What is expected: Take the material below and retype it in full; pictures are left out.

Dataset:
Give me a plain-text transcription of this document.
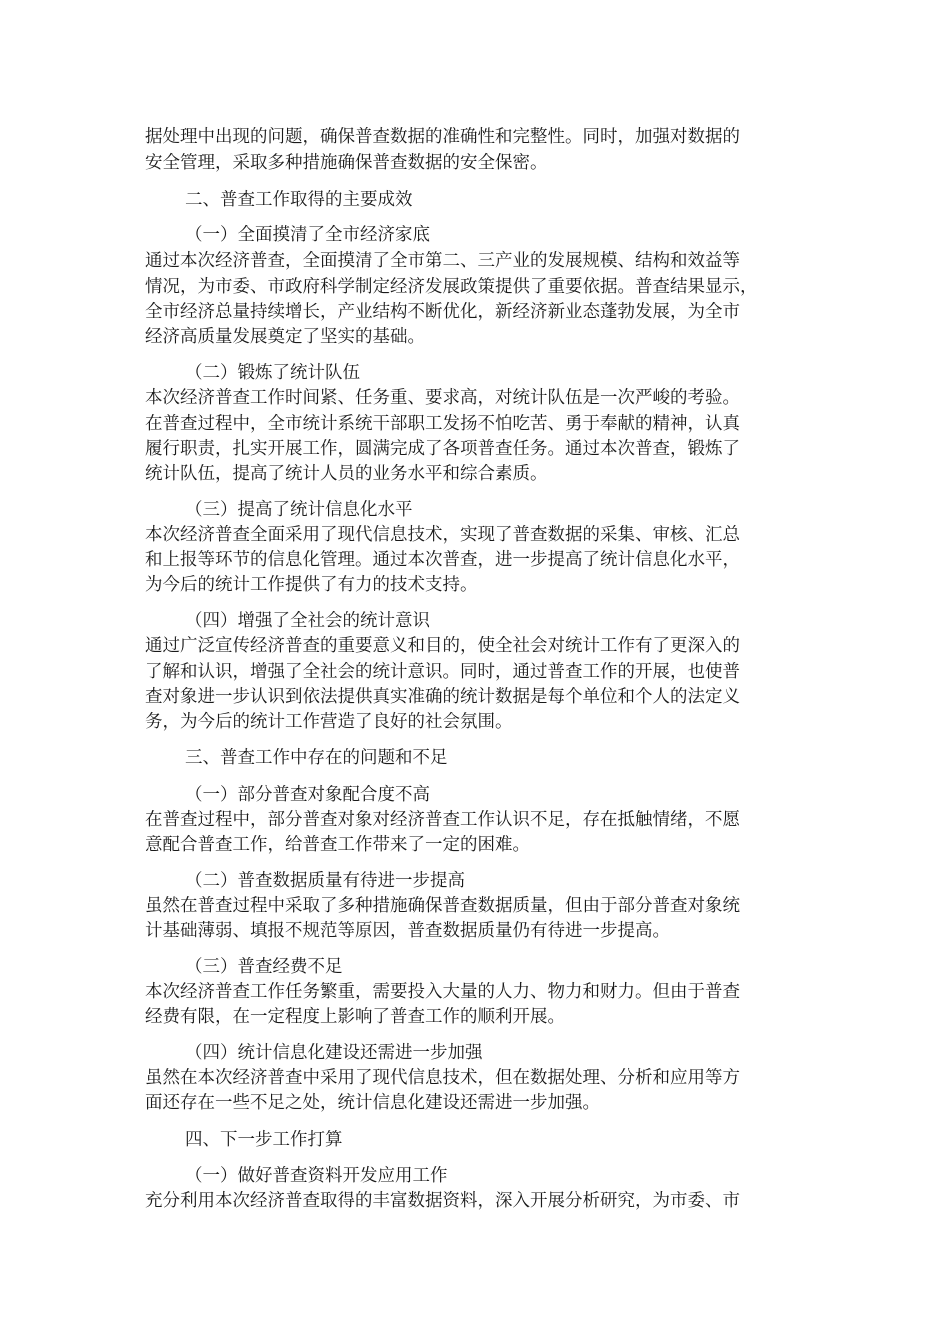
据处理中出现的问题，确保普查数据的准确性和完整性。同时，加强对数据的
安全管理，采取多种措施确保普查数据的安全保密。
二、普查工作取得的主要成效
（一）全面摸清了全市经济家底
通过本次经济普查，全面摸清了全市第二、三产业的发展规模、结构和效益等
情况，为市委、市政府科学制定经济发展政策提供了重要依据。普查结果显示，
全市经济总量持续增长，产业结构不断优化，新经济新业态蓬勃发展，为全市
经济高质量发展奠定了坚实的基础。
（二）锻炼了统计队伍
本次经济普查工作时间紧、任务重、要求高，对统计队伍是一次严峻的考验。
在普查过程中，全市统计系统干部职工发扬不怕吃苦、勇于奉献的精神，认真
履行职责，扎实开展工作，圆满完成了各项普查任务。通过本次普查，锻炼了
统计队伍，提高了统计人员的业务水平和综合素质。
（三）提高了统计信息化水平
本次经济普查全面采用了现代信息技术，实现了普查数据的采集、审核、汇总
和上报等环节的信息化管理。通过本次普查，进一步提高了统计信息化水平，
为今后的统计工作提供了有力的技术支持。
（四）增强了全社会的统计意识
通过广泛宣传经济普查的重要意义和目的，使全社会对统计工作有了更深入的
了解和认识，增强了全社会的统计意识。同时，通过普查工作的开展，也使普
查对象进一步认识到依法提供真实准确的统计数据是每个单位和个人的法定义
务，为今后的统计工作营造了良好的社会氛围。
三、普查工作中存在的问题和不足
（一）部分普查对象配合度不高
在普查过程中，部分普查对象对经济普查工作认识不足，存在抵触情绪，不愿
意配合普查工作，给普查工作带来了一定的困难。
（二）普查数据质量有待进一步提高
虽然在普查过程中采取了多种措施确保普查数据质量，但由于部分普查对象统
计基础薄弱、填报不规范等原因，普查数据质量仍有待进一步提高。
（三）普查经费不足
本次经济普查工作任务繁重，需要投入大量的人力、物力和财力。但由于普查
经费有限，在一定程度上影响了普查工作的顺利开展。
（四）统计信息化建设还需进一步加强
虽然在本次经济普查中采用了现代信息技术，但在数据处理、分析和应用等方
面还存在一些不足之处，统计信息化建设还需进一步加强。
四、下一步工作打算
（一）做好普查资料开发应用工作
充分利用本次经济普查取得的丰富数据资料，深入开展分析研究，为市委、市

Output below:
Give me a plain-text transcription of this document.
据处理中出现的问题，确保普查数据的准确性和完整性。同时，加强对数据的
安全管理，采取多种措施确保普查数据的安全保密。
二、普查工作取得的主要成效
（一）全面摸清了全市经济家底
通过本次经济普查，全面摸清了全市第二、三产业的发展规模、结构和效益等
情况，为市委、市政府科学制定经济发展政策提供了重要依据。普查结果显示，
全市经济总量持续增长，产业结构不断优化，新经济新业态蓬勃发展，为全市
经济高质量发展奠定了坚实的基础。
（二）锻炼了统计队伍
本次经济普查工作时间紧、任务重、要求高，对统计队伍是一次严峻的考验。
在普查过程中，全市统计系统干部职工发扬不怕吃苦、勇于奉献的精神，认真
履行职责，扎实开展工作，圆满完成了各项普查任务。通过本次普查，锻炼了
统计队伍，提高了统计人员的业务水平和综合素质。
（三）提高了统计信息化水平
本次经济普查全面采用了现代信息技术，实现了普查数据的采集、审核、汇总
和上报等环节的信息化管理。通过本次普查，进一步提高了统计信息化水平，
为今后的统计工作提供了有力的技术支持。
（四）增强了全社会的统计意识
通过广泛宣传经济普查的重要意义和目的，使全社会对统计工作有了更深入的
了解和认识，增强了全社会的统计意识。同时，通过普查工作的开展，也使普
查对象进一步认识到依法提供真实准确的统计数据是每个单位和个人的法定义
务，为今后的统计工作营造了良好的社会氛围。
三、普查工作中存在的问题和不足
（一）部分普查对象配合度不高
在普查过程中，部分普查对象对经济普查工作认识不足，存在抵触情绪，不愿
意配合普查工作，给普查工作带来了一定的困难。
（二）普查数据质量有待进一步提高
虽然在普查过程中采取了多种措施确保普查数据质量，但由于部分普查对象统
计基础薄弱、填报不规范等原因，普查数据质量仍有待进一步提高。
（三）普查经费不足
本次经济普查工作任务繁重，需要投入大量的人力、物力和财力。但由于普查
经费有限，在一定程度上影响了普查工作的顺利开展。
（四）统计信息化建设还需进一步加强
虽然在本次经济普查中采用了现代信息技术，但在数据处理、分析和应用等方
面还存在一些不足之处，统计信息化建设还需进一步加强。
四、下一步工作打算
（一）做好普查资料开发应用工作
充分利用本次经济普查取得的丰富数据资料，深入开展分析研究，为市委、市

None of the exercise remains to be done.